• **SET PROBLEM**
Only a number is wanted: how many lines of the entries include the string "более"?

*-*-*

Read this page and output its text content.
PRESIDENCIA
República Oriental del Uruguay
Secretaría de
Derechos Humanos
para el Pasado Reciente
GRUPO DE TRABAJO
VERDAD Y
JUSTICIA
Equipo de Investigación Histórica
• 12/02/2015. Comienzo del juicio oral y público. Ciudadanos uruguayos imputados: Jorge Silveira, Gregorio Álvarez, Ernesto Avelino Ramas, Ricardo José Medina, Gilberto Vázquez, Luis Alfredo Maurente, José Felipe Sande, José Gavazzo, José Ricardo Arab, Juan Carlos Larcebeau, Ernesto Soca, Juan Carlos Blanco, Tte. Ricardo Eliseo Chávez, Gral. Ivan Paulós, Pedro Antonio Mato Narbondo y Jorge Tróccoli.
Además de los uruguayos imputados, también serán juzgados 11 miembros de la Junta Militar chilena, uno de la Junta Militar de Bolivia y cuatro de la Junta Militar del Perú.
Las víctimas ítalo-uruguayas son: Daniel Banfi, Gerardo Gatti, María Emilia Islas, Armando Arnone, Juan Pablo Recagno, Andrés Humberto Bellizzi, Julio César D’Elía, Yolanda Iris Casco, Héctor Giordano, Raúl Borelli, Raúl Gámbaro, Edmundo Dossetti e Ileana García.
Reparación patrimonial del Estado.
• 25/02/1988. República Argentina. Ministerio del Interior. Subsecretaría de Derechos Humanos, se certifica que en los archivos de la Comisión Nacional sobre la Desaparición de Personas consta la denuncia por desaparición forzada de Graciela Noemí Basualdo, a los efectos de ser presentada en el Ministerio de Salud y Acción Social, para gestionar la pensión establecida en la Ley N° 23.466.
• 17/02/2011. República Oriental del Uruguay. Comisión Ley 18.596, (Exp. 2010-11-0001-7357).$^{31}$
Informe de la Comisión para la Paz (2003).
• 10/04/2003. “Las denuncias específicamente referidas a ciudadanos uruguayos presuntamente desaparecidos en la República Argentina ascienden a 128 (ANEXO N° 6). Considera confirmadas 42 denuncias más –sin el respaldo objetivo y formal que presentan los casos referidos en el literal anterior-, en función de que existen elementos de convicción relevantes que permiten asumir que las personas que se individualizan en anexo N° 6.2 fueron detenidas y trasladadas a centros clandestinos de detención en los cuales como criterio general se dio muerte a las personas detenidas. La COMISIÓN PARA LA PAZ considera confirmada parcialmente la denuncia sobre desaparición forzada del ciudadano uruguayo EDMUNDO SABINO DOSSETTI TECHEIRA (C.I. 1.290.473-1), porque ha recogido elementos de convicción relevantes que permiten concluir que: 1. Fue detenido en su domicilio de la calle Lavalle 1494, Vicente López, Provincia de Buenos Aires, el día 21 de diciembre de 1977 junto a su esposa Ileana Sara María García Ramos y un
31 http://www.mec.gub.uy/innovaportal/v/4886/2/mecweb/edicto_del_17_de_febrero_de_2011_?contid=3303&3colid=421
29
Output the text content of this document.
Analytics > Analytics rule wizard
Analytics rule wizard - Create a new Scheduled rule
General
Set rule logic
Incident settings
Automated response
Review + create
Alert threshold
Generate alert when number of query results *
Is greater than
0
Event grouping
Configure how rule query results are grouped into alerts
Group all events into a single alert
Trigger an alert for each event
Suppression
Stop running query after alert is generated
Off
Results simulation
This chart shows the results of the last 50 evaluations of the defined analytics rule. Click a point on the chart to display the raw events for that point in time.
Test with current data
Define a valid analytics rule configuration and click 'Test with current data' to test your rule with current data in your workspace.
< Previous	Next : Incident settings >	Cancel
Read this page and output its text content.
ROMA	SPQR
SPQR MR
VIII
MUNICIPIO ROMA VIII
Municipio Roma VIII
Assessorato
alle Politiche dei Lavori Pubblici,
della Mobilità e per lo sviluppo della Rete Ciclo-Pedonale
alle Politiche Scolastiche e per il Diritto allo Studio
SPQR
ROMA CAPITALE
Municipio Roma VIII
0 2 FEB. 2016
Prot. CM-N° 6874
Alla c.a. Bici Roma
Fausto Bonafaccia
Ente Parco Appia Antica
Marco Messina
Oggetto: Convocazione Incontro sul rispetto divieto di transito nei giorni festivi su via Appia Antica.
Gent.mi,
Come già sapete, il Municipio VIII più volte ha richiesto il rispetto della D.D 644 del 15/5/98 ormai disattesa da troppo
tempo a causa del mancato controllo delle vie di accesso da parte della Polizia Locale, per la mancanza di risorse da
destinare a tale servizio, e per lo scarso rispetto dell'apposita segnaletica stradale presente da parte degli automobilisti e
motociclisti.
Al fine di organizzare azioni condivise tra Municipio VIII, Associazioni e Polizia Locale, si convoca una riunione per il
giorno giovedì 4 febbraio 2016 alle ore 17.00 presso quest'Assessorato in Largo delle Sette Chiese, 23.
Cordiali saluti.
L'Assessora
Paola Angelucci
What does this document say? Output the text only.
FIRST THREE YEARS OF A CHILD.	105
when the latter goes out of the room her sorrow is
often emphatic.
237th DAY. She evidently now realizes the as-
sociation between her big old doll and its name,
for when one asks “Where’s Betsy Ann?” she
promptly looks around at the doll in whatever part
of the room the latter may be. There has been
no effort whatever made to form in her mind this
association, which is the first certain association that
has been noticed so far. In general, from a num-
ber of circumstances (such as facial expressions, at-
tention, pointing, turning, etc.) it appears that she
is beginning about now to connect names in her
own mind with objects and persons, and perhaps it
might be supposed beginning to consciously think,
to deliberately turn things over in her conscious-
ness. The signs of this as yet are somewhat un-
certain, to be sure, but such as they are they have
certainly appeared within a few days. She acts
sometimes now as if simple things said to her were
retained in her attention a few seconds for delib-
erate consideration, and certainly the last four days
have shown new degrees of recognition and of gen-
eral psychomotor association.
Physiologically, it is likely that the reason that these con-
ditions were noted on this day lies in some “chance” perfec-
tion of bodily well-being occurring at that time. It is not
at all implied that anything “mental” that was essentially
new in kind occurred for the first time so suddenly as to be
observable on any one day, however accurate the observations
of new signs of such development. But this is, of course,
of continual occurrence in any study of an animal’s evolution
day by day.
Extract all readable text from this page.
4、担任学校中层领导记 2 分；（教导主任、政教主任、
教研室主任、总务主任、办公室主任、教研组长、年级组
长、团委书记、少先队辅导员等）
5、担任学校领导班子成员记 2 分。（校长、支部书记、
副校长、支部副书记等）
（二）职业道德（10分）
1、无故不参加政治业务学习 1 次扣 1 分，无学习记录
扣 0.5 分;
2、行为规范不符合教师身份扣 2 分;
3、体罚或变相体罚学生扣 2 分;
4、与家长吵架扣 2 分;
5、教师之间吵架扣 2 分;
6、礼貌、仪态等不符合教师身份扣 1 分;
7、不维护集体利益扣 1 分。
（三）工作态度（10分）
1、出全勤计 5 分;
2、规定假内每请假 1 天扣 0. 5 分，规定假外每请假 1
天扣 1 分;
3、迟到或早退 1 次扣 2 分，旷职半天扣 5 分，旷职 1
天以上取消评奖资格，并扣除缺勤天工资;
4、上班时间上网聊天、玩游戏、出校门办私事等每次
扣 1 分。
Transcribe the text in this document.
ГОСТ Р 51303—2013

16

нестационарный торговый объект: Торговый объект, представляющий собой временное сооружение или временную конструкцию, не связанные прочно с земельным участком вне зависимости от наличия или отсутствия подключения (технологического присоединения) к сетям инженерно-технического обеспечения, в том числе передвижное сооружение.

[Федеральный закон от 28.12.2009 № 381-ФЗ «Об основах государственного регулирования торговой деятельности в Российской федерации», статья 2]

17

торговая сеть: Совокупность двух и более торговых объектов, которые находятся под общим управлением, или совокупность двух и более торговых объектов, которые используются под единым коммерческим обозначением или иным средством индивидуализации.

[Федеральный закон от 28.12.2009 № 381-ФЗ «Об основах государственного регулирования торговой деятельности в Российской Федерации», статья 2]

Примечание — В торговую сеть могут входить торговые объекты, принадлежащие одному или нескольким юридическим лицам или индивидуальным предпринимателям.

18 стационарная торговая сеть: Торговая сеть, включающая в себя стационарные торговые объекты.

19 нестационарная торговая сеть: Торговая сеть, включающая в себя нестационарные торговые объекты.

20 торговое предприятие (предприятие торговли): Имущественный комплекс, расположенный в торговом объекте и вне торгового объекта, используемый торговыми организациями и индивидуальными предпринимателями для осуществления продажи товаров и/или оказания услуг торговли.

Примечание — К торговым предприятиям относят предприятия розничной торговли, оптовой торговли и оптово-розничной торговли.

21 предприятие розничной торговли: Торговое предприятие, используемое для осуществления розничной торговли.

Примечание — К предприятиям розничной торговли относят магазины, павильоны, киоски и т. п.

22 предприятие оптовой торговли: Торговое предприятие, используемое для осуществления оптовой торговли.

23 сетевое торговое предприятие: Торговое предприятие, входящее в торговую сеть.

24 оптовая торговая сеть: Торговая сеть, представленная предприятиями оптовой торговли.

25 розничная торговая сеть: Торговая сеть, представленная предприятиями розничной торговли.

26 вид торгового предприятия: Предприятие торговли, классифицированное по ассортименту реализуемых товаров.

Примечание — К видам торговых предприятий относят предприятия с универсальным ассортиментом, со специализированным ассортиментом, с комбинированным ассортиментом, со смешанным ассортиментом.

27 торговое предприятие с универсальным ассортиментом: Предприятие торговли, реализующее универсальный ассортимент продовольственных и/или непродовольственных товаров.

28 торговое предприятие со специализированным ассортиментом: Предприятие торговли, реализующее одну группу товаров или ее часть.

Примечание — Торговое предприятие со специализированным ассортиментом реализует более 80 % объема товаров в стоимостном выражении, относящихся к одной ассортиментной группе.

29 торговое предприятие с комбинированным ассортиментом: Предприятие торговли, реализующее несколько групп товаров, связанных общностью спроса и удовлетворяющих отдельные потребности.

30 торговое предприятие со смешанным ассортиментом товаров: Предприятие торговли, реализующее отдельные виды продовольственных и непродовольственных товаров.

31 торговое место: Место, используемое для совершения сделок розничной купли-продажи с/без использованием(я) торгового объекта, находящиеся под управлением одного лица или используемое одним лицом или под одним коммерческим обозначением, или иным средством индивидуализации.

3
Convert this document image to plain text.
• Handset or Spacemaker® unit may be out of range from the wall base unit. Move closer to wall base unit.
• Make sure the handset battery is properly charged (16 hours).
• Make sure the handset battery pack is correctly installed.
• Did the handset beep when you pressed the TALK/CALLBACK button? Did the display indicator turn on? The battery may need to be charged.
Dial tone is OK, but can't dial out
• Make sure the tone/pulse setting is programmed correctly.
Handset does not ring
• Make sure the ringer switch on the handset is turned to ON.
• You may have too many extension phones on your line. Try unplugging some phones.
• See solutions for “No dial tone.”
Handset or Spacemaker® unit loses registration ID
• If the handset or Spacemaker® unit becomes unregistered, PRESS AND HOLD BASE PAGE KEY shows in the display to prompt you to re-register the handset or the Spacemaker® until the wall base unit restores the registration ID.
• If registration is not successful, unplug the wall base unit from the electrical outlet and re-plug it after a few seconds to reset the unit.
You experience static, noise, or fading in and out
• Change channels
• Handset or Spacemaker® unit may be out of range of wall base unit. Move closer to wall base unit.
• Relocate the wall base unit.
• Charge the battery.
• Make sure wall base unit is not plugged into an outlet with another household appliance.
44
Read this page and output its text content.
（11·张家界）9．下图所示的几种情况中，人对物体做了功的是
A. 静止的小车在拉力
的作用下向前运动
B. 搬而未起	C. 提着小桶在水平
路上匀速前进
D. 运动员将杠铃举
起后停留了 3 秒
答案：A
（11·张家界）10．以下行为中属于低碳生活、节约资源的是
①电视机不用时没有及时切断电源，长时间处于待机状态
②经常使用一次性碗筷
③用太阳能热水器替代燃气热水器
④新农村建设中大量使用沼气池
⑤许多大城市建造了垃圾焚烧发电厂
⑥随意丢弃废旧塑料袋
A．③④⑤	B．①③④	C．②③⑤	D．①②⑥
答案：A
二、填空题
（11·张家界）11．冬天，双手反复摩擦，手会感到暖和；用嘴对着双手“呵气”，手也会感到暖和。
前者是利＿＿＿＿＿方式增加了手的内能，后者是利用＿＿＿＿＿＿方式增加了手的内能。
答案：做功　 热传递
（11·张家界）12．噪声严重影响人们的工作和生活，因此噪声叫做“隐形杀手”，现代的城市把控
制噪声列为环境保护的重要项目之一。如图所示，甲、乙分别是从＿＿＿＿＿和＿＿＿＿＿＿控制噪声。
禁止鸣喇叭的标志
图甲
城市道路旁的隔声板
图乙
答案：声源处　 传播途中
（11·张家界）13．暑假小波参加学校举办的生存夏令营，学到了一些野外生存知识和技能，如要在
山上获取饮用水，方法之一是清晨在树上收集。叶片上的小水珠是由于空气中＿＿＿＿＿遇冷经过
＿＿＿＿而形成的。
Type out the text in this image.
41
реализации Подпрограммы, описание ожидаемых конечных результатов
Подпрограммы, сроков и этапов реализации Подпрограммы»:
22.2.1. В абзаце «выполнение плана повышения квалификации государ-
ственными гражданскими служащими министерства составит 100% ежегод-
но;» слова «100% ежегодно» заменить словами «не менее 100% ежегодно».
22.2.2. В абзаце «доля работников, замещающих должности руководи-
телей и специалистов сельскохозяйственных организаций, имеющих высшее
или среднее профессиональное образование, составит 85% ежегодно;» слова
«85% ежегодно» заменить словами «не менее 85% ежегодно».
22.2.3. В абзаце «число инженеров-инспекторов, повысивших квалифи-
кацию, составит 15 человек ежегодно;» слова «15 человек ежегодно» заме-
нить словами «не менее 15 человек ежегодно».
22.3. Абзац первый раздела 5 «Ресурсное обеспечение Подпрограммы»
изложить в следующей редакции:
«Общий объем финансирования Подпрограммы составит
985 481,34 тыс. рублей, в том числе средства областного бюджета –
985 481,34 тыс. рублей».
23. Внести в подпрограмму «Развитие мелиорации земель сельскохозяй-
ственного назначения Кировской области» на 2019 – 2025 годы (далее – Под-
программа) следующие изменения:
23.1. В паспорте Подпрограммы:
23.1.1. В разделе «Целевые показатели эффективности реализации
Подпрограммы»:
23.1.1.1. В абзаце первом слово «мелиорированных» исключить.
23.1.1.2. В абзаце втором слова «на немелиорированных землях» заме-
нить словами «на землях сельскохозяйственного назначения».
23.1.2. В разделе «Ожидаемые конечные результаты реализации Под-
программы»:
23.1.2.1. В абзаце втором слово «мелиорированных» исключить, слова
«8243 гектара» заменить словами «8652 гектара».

*-*-*

• **COMPLETED EXERCISE**
2